• Selected excerpt
________
The buoyant riser pipe jackets 122 provide selected buoyancy so that the length of riser pipe extending between the template 21 and lower hawse portion 41 will serve to partially buoyantly support the riser pipe to the well. The buoyancy forces are determined by the weight of the entire riser pipe means including the weight of production fluid which flows upwardly through the riser pipe means to the production equipment on the platform deck. The buoyant jackets may be omitted from that portion of the riser pipe which extends through the hawse means on the platform to the platform production deck, it being noted that the control bundle means 123 will extend upwardly along the riser pipe through the hawse means to the production deck.
As shown in FIG. 9, the upper portion of the riser pipe which extends into the platform hawse means may carry a plurality of abrasive, resistant rubber like cylinders 130', which protect the upper portion of the riser pipe during relative movement between the riser pipe and the hawse pipe 41. An example of relative dimensions may include a riser pipe of 41/2 to 5 inches OD, cylindrical members 130' 8 inches OD, and the hawse pipe of 16 or 18 inches OD. The members 121 may be in relatively short length segments and while they serve to stiffen the upper portion of the riser pipe, bending of the riser pipe within the hawse pipe is permitted in order to spread or dissipate bending stresses imposed upon the riser pipe by permitting some bending of the riser pipe within the hawse pipe. The lower riser pipe portion, which extends into the casing 103, may be similarly equipped with abrasion resistant rubber like cylindrical members 130' for the same purpose as above described.
The uppermost riser pipe section 120 is shown in FIG. 12 and FIG. 13 as extending through the upper hawse portion 41. Enlarged upper hawse portion 41 serves to receive a riser tension means generally indicated at 138. The upper end of the uppermost riser pipe section 120 may be slightly outwardly flared at 139 to merge with and provide strength for integral annular flange 140 connected to the upper end of riser tensioning means 138. The upper end of riser pipe section 120 also includes a flanged connection 141 to a production manifold head 142 which is supported on top of the riser pipe section and riser tensioning means.
Production manifold head 142 includes a main control valve 142a, a pair of flowline control valves 142b, each provided with a swivel ball joint connection to the end of the flowline to accommodate relative movement therebetween caused by motion of the riser pipe means. The entire production manifold head 142 moves as a unit relative to the production deck.
________
• Collected material
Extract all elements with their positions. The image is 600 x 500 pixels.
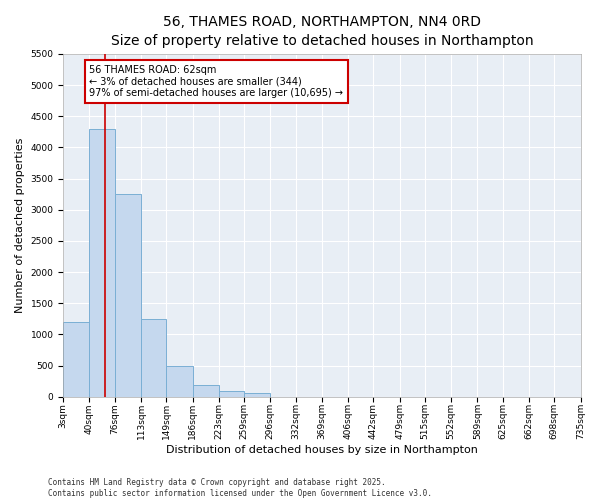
________
• Jobs
A – Rewrite the stretch of the riser pipe description from "The uppermost riser pipe section 120 is" through "riser tensioning means.", putting "topmost riser pipe section" in place of "uppermost riser pipe section".
B – Write the next part of the riser pipe description, picking up after its last sentence.

• Solved tasks
A –
The topmost riser pipe section 120 is shown in FIG. 12 and FIG. 13 as extending through the upper hawse portion 41. Enlarged upper hawse portion 41 serves to receive a riser tension means generally indicated at 138. The upper end of the topmost riser pipe section 120 may be slightly outwardly flared at 139 to merge with and provide strength for integral annular flange 140 connected to the upper end of riser tensioning means 138. The upper end of riser pipe section 120 also includes a flanged connection 141 to a production manifold head 142 which is supported on top of the riser pipe section and riser tensioning means.

B –
Riser tensioning means 138 includes an enlongated spider means 144 comprising a central cylindrical casing 145 provided at its bottom end with a radially outwardly extending seating flange 146 having conical edge surfaces 147 for seating as at 148 on the tapered inner surfaces 45 of the upper enlarged hawse portion 41. At longitudinally spaced intervals along the length of the casing 145 are provided transverse spider members 149 having circular edges adapted to fit within the internal cylindrical surfaces of hawse walls 44. Extending radially outwardly from casing 145 at 90° spaced intervals are vertically extending ribs 151 to support spider members 149. Dual vertical ribs 152 may be provided along one of the diameters and one of said dual ribs 152 may be provided with a vertical cylindrical passageway means 153 for passing therethrough the upper end of control line bundle means 123.
Riser tensioning means 138 includes four piston and cylinder means 155, each located in aligned radial slots 156 in spider members 149. The lower end of each cylinder 157 may be seated on bottom flange 146 and positioned by an axial stub 158 which extends into a hole 159 provided in flange 146. Within each cylinder 157 is a piston 160 defining with the cylinder a chamber 161 for pressure fluid. The upper ends of piston rods 160 project above the top of hawse means 41 and are connected to annular flange 140 of the riser pipe section. Suitable sealing collars 162 are provided above the top spider member 149. Pressure fluid lines extending to fluid chambers 161 are not shown, such pressure fluid lines being in communication with a pressure fluid source and accumulator which may be controlled by well-known means for varying pressure in cylinder chambers 161 to compensate for any up and down movements of the platform deck with respect to the riser means so that undue stresses will not be placed on the riser pipe or upon the platform structure.
Riser pipe means 27 extends downwardly from the platform deck through the hawse means, is buoyantly supported in the water between the platform means and the template means and enters the inner casing 103 to extend downwardly below the template for a selected distance. Thus, riser pipe means 27 is not fixedly connected to the template means but passes through the template means with a sliding unfixed flexible connection to the well casing means.
Lower riser portion 123 extends downwardly through the inner casing 103 to a selected depth, in this example about 100 feet, for connection to riser pipe connector means 115 shown in detail in FIGS. 6a, 6b and FIG. 8.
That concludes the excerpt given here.